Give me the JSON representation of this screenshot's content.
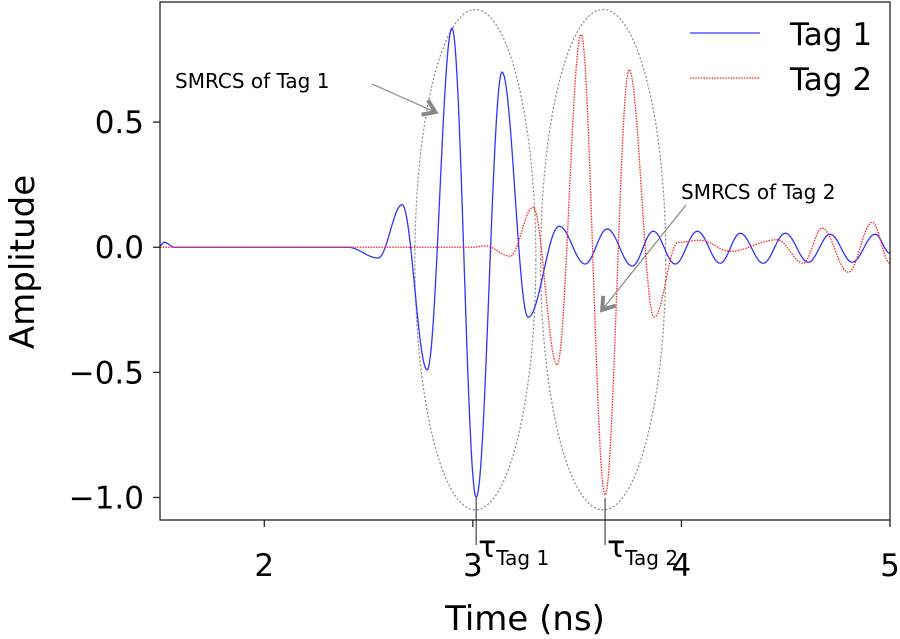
{
  "chart_data": {
    "type": "line",
    "title": "",
    "xlabel": "Time (ns)",
    "ylabel": "Amplitude",
    "xlim": [
      1.5,
      5.0
    ],
    "ylim": [
      -1.09,
      0.98
    ],
    "grid": false,
    "xticks": [
      2,
      3,
      4,
      5
    ],
    "xtick_labels": [
      "2",
      "3",
      "4",
      "5"
    ],
    "yticks": [
      0.5,
      0.0,
      -0.5,
      -1.0
    ],
    "ytick_labels": [
      "0.5",
      "0.0",
      "−0.5",
      "−1.0"
    ],
    "legend_position": "top-right",
    "series": [
      {
        "name": "Tag 1",
        "color": "#3333ff",
        "style": "solid",
        "extrema": [
          [
            1.5,
            0.005
          ],
          [
            1.52,
            0.02
          ],
          [
            1.57,
            0.0
          ],
          [
            2.4,
            0.0
          ],
          [
            2.546,
            -0.043
          ],
          [
            2.661,
            0.17
          ],
          [
            2.781,
            -0.49
          ],
          [
            2.9,
            0.876
          ],
          [
            3.016,
            -1.0
          ],
          [
            3.14,
            0.7
          ],
          [
            3.265,
            -0.28
          ],
          [
            3.414,
            0.084
          ],
          [
            3.538,
            -0.067
          ],
          [
            3.644,
            0.073
          ],
          [
            3.764,
            -0.075
          ],
          [
            3.865,
            0.064
          ],
          [
            3.97,
            -0.067
          ],
          [
            4.076,
            0.064
          ],
          [
            4.186,
            -0.064
          ],
          [
            4.282,
            0.056
          ],
          [
            4.392,
            -0.064
          ],
          [
            4.498,
            0.056
          ],
          [
            4.608,
            -0.06
          ],
          [
            4.713,
            0.052
          ],
          [
            4.819,
            -0.06
          ],
          [
            4.929,
            0.052
          ],
          [
            5.0,
            -0.024
          ]
        ]
      },
      {
        "name": "Tag 2",
        "color": "#ff2222",
        "style": "dotted",
        "extrema": [
          [
            1.5,
            0.0
          ],
          [
            3.0,
            0.0
          ],
          [
            3.06,
            0.005
          ],
          [
            3.179,
            -0.036
          ],
          [
            3.289,
            0.16
          ],
          [
            3.404,
            -0.47
          ],
          [
            3.519,
            0.85
          ],
          [
            3.634,
            -0.99
          ],
          [
            3.749,
            0.71
          ],
          [
            3.869,
            -0.28
          ],
          [
            3.984,
            0.02
          ],
          [
            4.09,
            0.028
          ],
          [
            4.234,
            -0.016
          ],
          [
            4.459,
            0.03
          ],
          [
            4.584,
            -0.064
          ],
          [
            4.675,
            0.076
          ],
          [
            4.8,
            -0.1
          ],
          [
            4.915,
            0.1
          ],
          [
            5.0,
            -0.064
          ]
        ]
      }
    ],
    "annotations": [
      {
        "text": "SMRCS of Tag 1",
        "points_to": [
          2.82,
          0.54
        ]
      },
      {
        "text": "SMRCS of Tag 2",
        "points_to": [
          3.62,
          -0.25
        ]
      }
    ],
    "regions": [
      {
        "center": [
          3.012,
          -0.05
        ],
        "radius": [
          0.29,
          1.0
        ]
      },
      {
        "center": [
          3.625,
          -0.05
        ],
        "radius": [
          0.3,
          1.0
        ]
      }
    ],
    "markers": [
      {
        "label": "τ",
        "sub": "Tag 1",
        "x": 3.016
      },
      {
        "label": "τ",
        "sub": "Tag 2",
        "x": 3.634
      }
    ]
  }
}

::::::::::

▶ _WHAT NEEDS TO BE DONE_:
Print out the whole of the material word for word, without pictures.

▶ _SOLUTION TO THE EXERCISE_:
Give me the JSON representation of this screenshot's content.
{
  "chart_data": {
    "type": "line",
    "title": "",
    "xlabel": "Time (ns)",
    "ylabel": "Amplitude",
    "xlim": [
      1.5,
      5.0
    ],
    "ylim": [
      -1.09,
      0.98
    ],
    "grid": false,
    "xticks": [
      2,
      3,
      4,
      5
    ],
    "xtick_labels": [
      "2",
      "3",
      "4",
      "5"
    ],
    "yticks": [
      0.5,
      0.0,
      -0.5,
      -1.0
    ],
    "ytick_labels": [
      "0.5",
      "0.0",
      "−0.5",
      "−1.0"
    ],
    "legend_position": "top-right",
    "series": [
      {
        "name": "Tag 1",
        "color": "#3333ff",
        "style": "solid",
        "extrema": [
          [
            1.5,
            0.005
          ],
          [
            1.52,
            0.02
          ],
          [
            1.57,
            0.0
          ],
          [
            2.4,
            0.0
          ],
          [
            2.546,
            -0.043
          ],
          [
            2.661,
            0.17
          ],
          [
            2.781,
            -0.49
          ],
          [
            2.9,
            0.876
          ],
          [
            3.016,
            -1.0
          ],
          [
            3.14,
            0.7
          ],
          [
            3.265,
            -0.28
          ],
          [
            3.414,
            0.084
          ],
          [
            3.538,
            -0.067
          ],
          [
            3.644,
            0.073
          ],
          [
            3.764,
            -0.075
          ],
          [
            3.865,
            0.064
          ],
          [
            3.97,
            -0.067
          ],
          [
            4.076,
            0.064
          ],
          [
            4.186,
            -0.064
          ],
          [
            4.282,
            0.056
          ],
          [
            4.392,
            -0.064
          ],
          [
            4.498,
            0.056
          ],
          [
            4.608,
            -0.06
          ],
          [
            4.713,
            0.052
          ],
          [
            4.819,
            -0.06
          ],
          [
            4.929,
            0.052
          ],
          [
            5.0,
            -0.024
          ]
        ]
      },
      {
        "name": "Tag 2",
        "color": "#ff2222",
        "style": "dotted",
        "extrema": [
          [
            1.5,
            0.0
          ],
          [
            3.0,
            0.0
          ],
          [
            3.06,
            0.005
          ],
          [
            3.179,
            -0.036
          ],
          [
            3.289,
            0.16
          ],
          [
            3.404,
            -0.47
          ],
          [
            3.519,
            0.85
          ],
          [
            3.634,
            -0.99
          ],
          [
            3.749,
            0.71
          ],
          [
            3.869,
            -0.28
          ],
          [
            3.984,
            0.02
          ],
          [
            4.09,
            0.028
          ],
          [
            4.234,
            -0.016
          ],
          [
            4.459,
            0.03
          ],
          [
            4.584,
            -0.064
          ],
          [
            4.675,
            0.076
          ],
          [
            4.8,
            -0.1
          ],
          [
            4.915,
            0.1
          ],
          [
            5.0,
            -0.064
          ]
        ]
      }
    ],
    "annotations": [
      {
        "text": "SMRCS of Tag 1",
        "points_to": [
          2.82,
          0.54
        ]
      },
      {
        "text": "SMRCS of Tag 2",
        "points_to": [
          3.62,
          -0.25
        ]
      }
    ],
    "regions": [
      {
        "center": [
          3.012,
          -0.05
        ],
        "radius": [
          0.29,
          1.0
        ]
      },
      {
        "center": [
          3.625,
          -0.05
        ],
        "radius": [
          0.3,
          1.0
        ]
      }
    ],
    "markers": [
      {
        "label": "τ",
        "sub": "Tag 1",
        "x": 3.016
      },
      {
        "label": "τ",
        "sub": "Tag 2",
        "x": 3.634
      }
    ]
  }
}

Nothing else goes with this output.